GIVEN INSTRUCTION: Examine the records and identify each line that includes the string "this". Copy those lines.

----- THE DATA

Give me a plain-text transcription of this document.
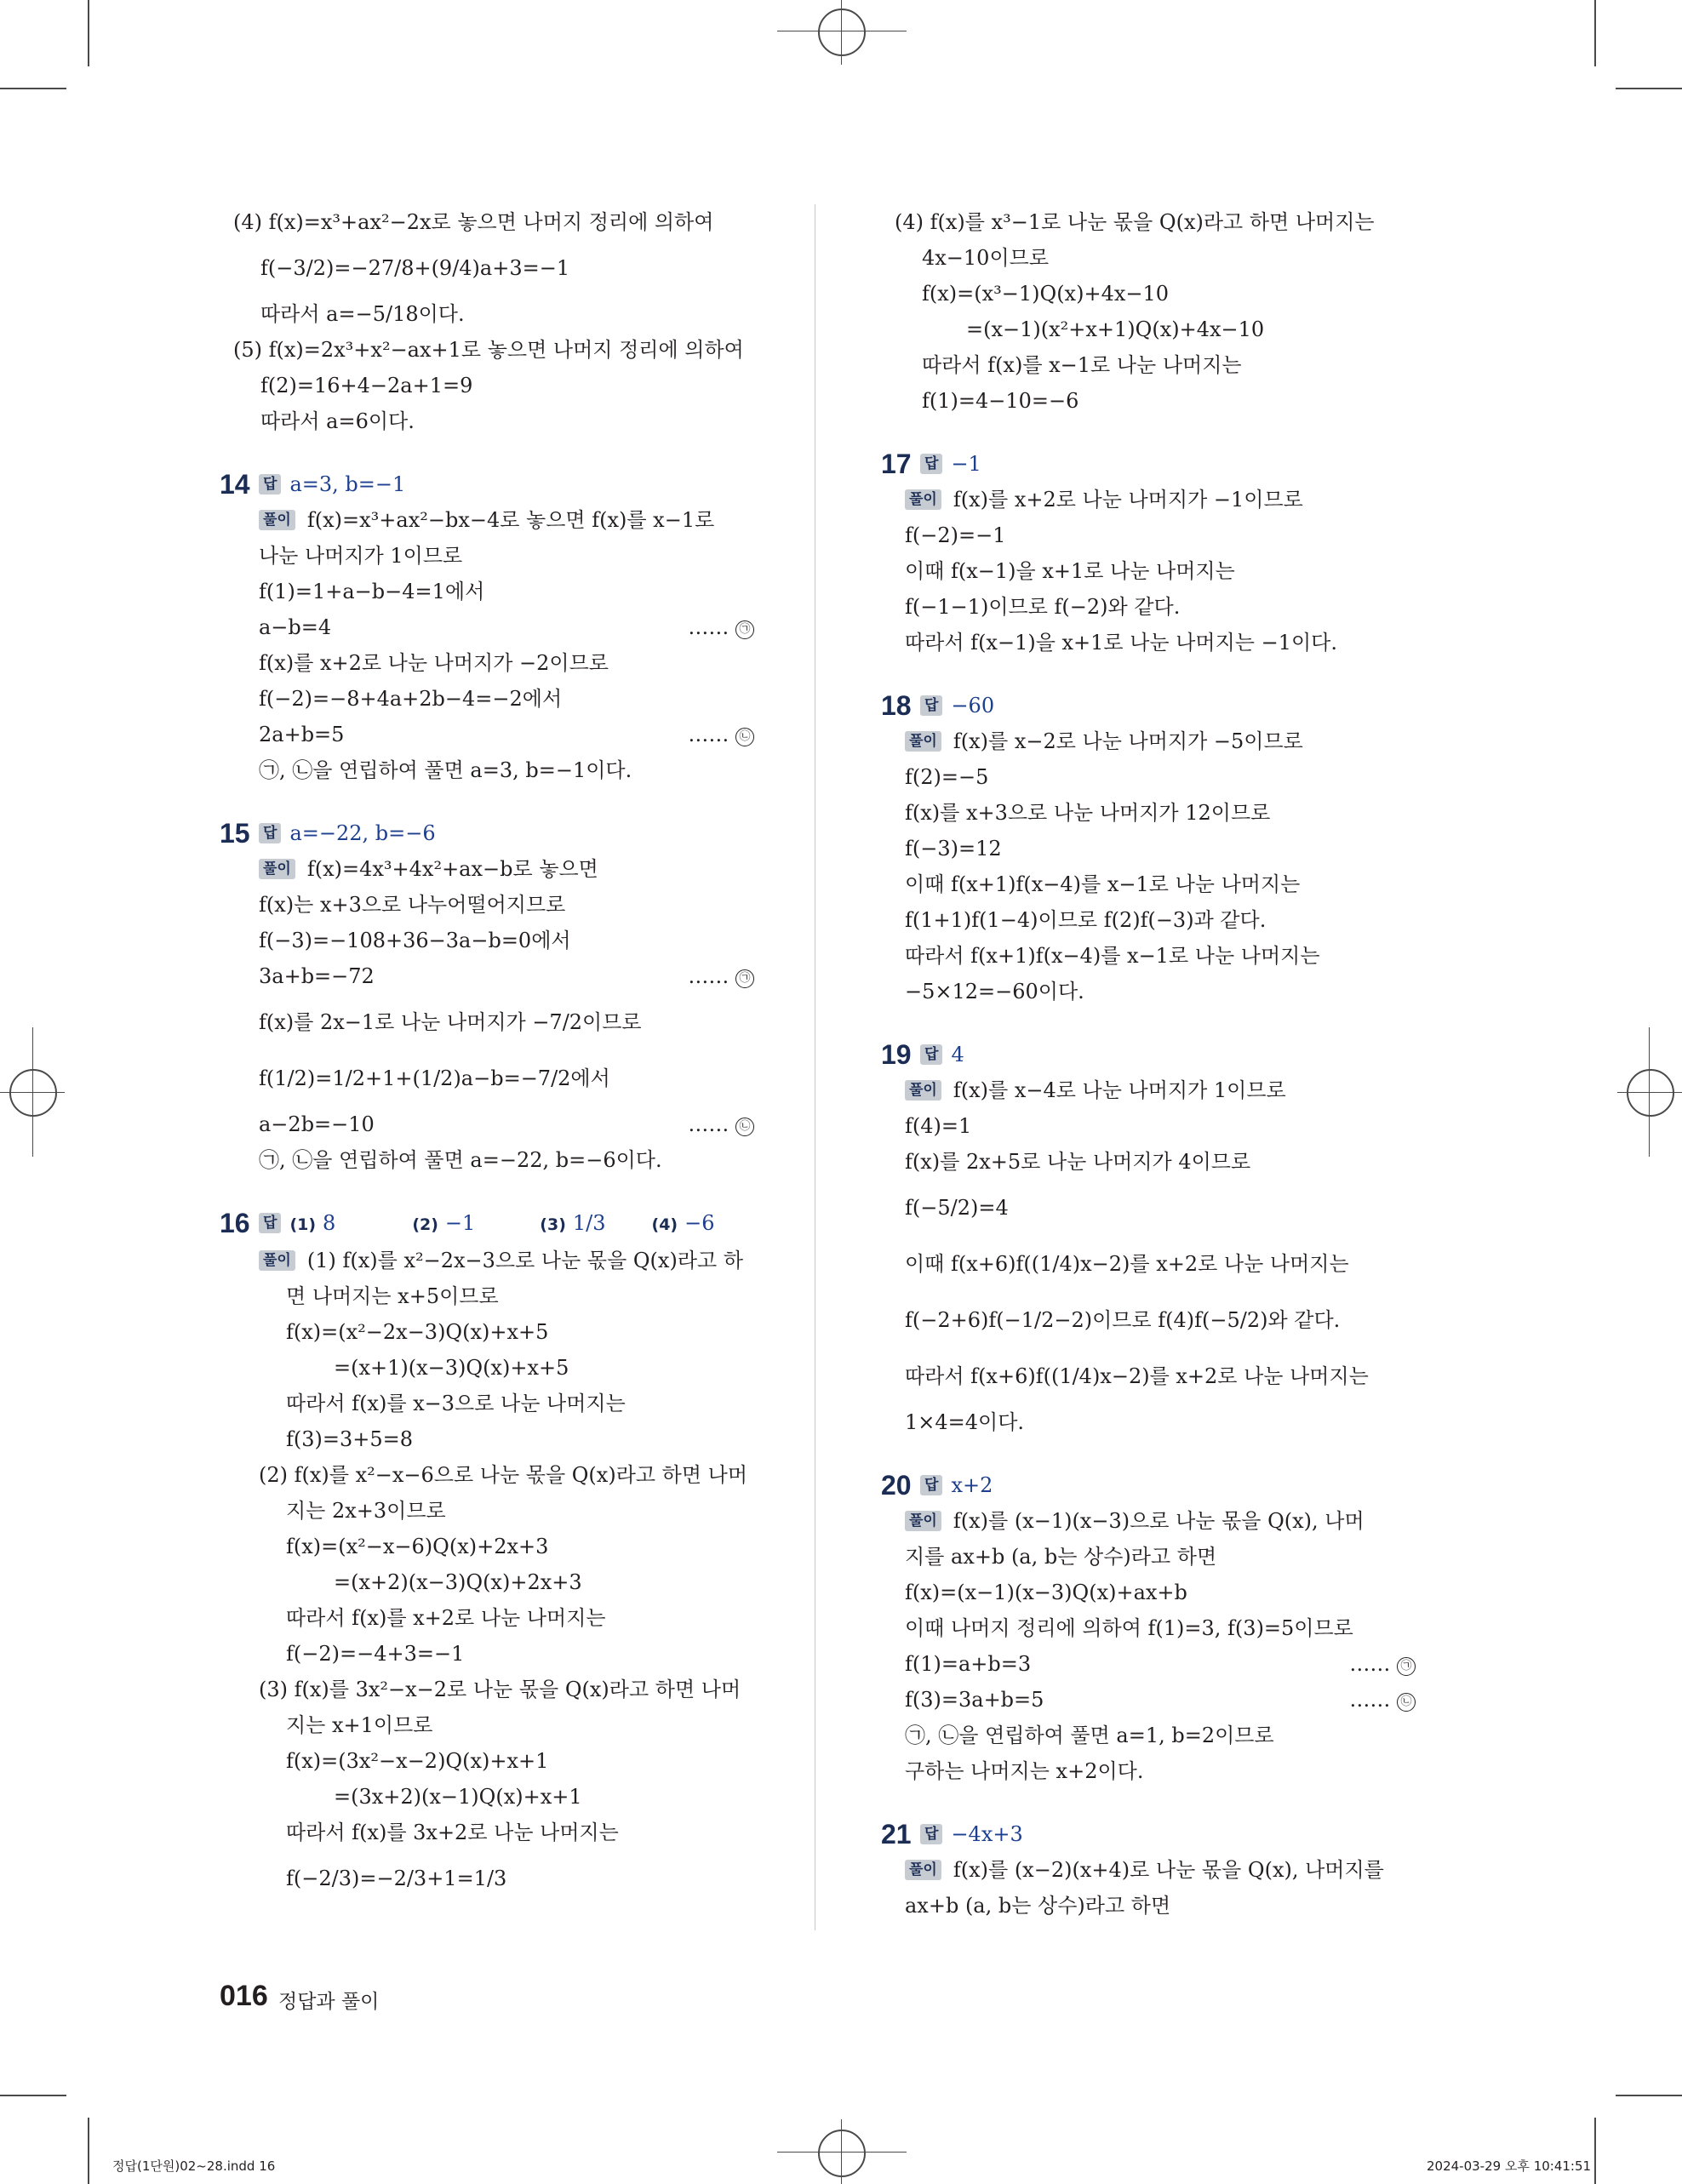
(4) f(x)=x³+ax²−2x로 놓으면 나머지 정리에 의하여
f(−3/2)=−27/8+(9/4)a+3=−1
따라서 a=−5/18이다.
(5) f(x)=2x³+x²−ax+1로 놓으면 나머지 정리에 의하여
f(2)=16+4−2a+1=9
따라서 a=6이다.
14 답 a=3, b=−1
풀이 f(x)=x³+ax²−bx−4로 놓으면 f(x)를 x−1로
나눈 나머지가 1이므로
f(1)=1+a−b−4=1에서
a−b=4	…… ㉠
f(x)를 x+2로 나눈 나머지가 −2이므로
f(−2)=−8+4a+2b−4=−2에서
2a+b=5	…… ㉡
㉠, ㉡을 연립하여 풀면 a=3, b=−1이다.
15 답 a=−22, b=−6
풀이 f(x)=4x³+4x²+ax−b로 놓으면
f(x)는 x+3으로 나누어떨어지므로
f(−3)=−108+36−3a−b=0에서
3a+b=−72	…… ㉠
f(x)를 2x−1로 나눈 나머지가 −7/2이므로
f(1/2)=1/2+1+(1/2)a−b=−7/2에서
a−2b=−10	…… ㉡
㉠, ㉡을 연립하여 풀면 a=−22, b=−6이다.
16 답 (1) 8	(2) −1	(3) 1/3	(4) −6
풀이 (1) f(x)를 x²−2x−3으로 나눈 몫을 Q(x)라고 하
면 나머지는 x+5이므로
f(x)=(x²−2x−3)Q(x)+x+5
=(x+1)(x−3)Q(x)+x+5
따라서 f(x)를 x−3으로 나눈 나머지는
f(3)=3+5=8
(2) f(x)를 x²−x−6으로 나눈 몫을 Q(x)라고 하면 나머
지는 2x+3이므로
f(x)=(x²−x−6)Q(x)+2x+3
=(x+2)(x−3)Q(x)+2x+3
따라서 f(x)를 x+2로 나눈 나머지는
f(−2)=−4+3=−1
(3) f(x)를 3x²−x−2로 나눈 몫을 Q(x)라고 하면 나머
지는 x+1이므로
f(x)=(3x²−x−2)Q(x)+x+1
=(3x+2)(x−1)Q(x)+x+1
따라서 f(x)를 3x+2로 나눈 나머지는
f(−2/3)=−2/3+1=1/3
(4) f(x)를 x³−1로 나눈 몫을 Q(x)라고 하면 나머지는
4x−10이므로
f(x)=(x³−1)Q(x)+4x−10
=(x−1)(x²+x+1)Q(x)+4x−10
따라서 f(x)를 x−1로 나눈 나머지는
f(1)=4−10=−6
17 답 −1
풀이 f(x)를 x+2로 나눈 나머지가 −1이므로
f(−2)=−1
이때 f(x−1)을 x+1로 나눈 나머지는
f(−1−1)이므로 f(−2)와 같다.
따라서 f(x−1)을 x+1로 나눈 나머지는 −1이다.
18 답 −60
풀이 f(x)를 x−2로 나눈 나머지가 −5이므로
f(2)=−5
f(x)를 x+3으로 나눈 나머지가 12이므로
f(−3)=12
이때 f(x+1)f(x−4)를 x−1로 나눈 나머지는
f(1+1)f(1−4)이므로 f(2)f(−3)과 같다.
따라서 f(x+1)f(x−4)를 x−1로 나눈 나머지는
−5×12=−60이다.
19 답 4
풀이 f(x)를 x−4로 나눈 나머지가 1이므로
f(4)=1
f(x)를 2x+5로 나눈 나머지가 4이므로
f(−5/2)=4
이때 f(x+6)f((1/4)x−2)를 x+2로 나눈 나머지는
f(−2+6)f(−1/2−2)이므로 f(4)f(−5/2)와 같다.
따라서 f(x+6)f((1/4)x−2)를 x+2로 나눈 나머지는
1×4=4이다.
20 답 x+2
풀이 f(x)를 (x−1)(x−3)으로 나눈 몫을 Q(x), 나머
지를 ax+b (a, b는 상수)라고 하면
f(x)=(x−1)(x−3)Q(x)+ax+b
이때 나머지 정리에 의하여 f(1)=3, f(3)=5이므로
f(1)=a+b=3	…… ㉠
f(3)=3a+b=5	…… ㉡
㉠, ㉡을 연립하여 풀면 a=1, b=2이므로
구하는 나머지는 x+2이다.
21 답 −4x+3
풀이 f(x)를 (x−2)(x+4)로 나눈 몫을 Q(x), 나머지를
ax+b (a, b는 상수)라고 하면
016 정답과 풀이
정답(1단원)02~28.indd 16	2024-03-29 오후 10:41:51
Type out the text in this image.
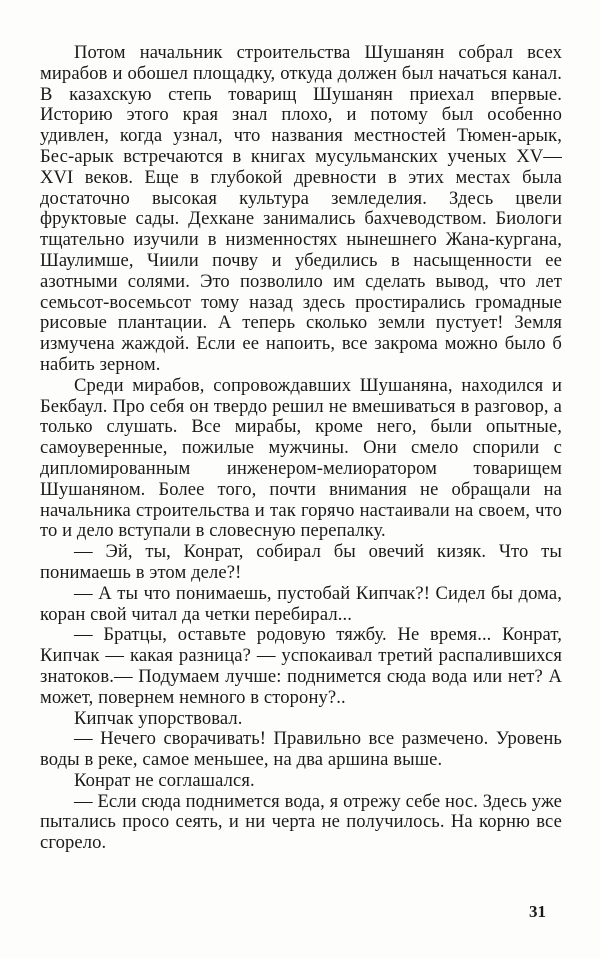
Потом начальник строительства Шушанян собрал всех мирабов и обошел площадку, откуда должен был начаться канал. В казахскую степь товарищ Шушанян приехал впервые. Историю этого края знал плохо, и потому был особенно удивлен, когда узнал, что названия местностей Тюмен-арык, Бес-арык встречаются в книгах мусульманских ученых XV—XVI веков. Еще в глубокой древности в этих местах была достаточно высокая культура земледелия. Здесь цвели фруктовые сады. Дехкане занимались бахчеводством. Биологи тщательно изучили в низменностях нынешнего Жана-кургана, Шаулимше, Чиили почву и убедились в насыщенности ее азотными солями. Это позволило им сделать вывод, что лет семьсот-восемьсот тому назад здесь простирались громадные рисовые плантации. А теперь сколько земли пустует! Земля измучена жаждой. Если ее напоить, все закрома можно было б набить зерном.

Среди мирабов, сопровождавших Шушаняна, находился и Бекбаул. Про себя он твердо решил не вмешиваться в разговор, а только слушать. Все мирабы, кроме него, были опытные, самоуверенные, пожилые мужчины. Они смело спорили с дипломированным инженером-мелиоратором товарищем Шушаняном. Более того, почти внимания не обращали на начальника строительства и так горячо настаивали на своем, что то и дело вступали в словесную перепалку.

— Эй, ты, Конрат, собирал бы овечий кизяк. Что ты понимаешь в этом деле?!

— А ты что понимаешь, пустобай Кипчак?! Сидел бы дома, коран свой читал да четки перебирал...

— Братцы, оставьте родовую тяжбу. Не время... Конрат, Кипчак — какая разница? — успокаивал третий распалившихся знатоков.— Подумаем лучше: поднимется сюда вода или нет? А может, повернем немного в сторону?..

Кипчак упорствовал.

— Нечего сворачивать! Правильно все размечено. Уровень воды в реке, самое меньшее, на два аршина выше.

Конрат не соглашался.

— Если сюда поднимется вода, я отрежу себе нос. Здесь уже пытались просо сеять, и ни черта не получилось. На корню все сгорело.

31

----------

EXPECTED ANSWER:
Give me a plain-text transcription of this document.
Type out the text in this image.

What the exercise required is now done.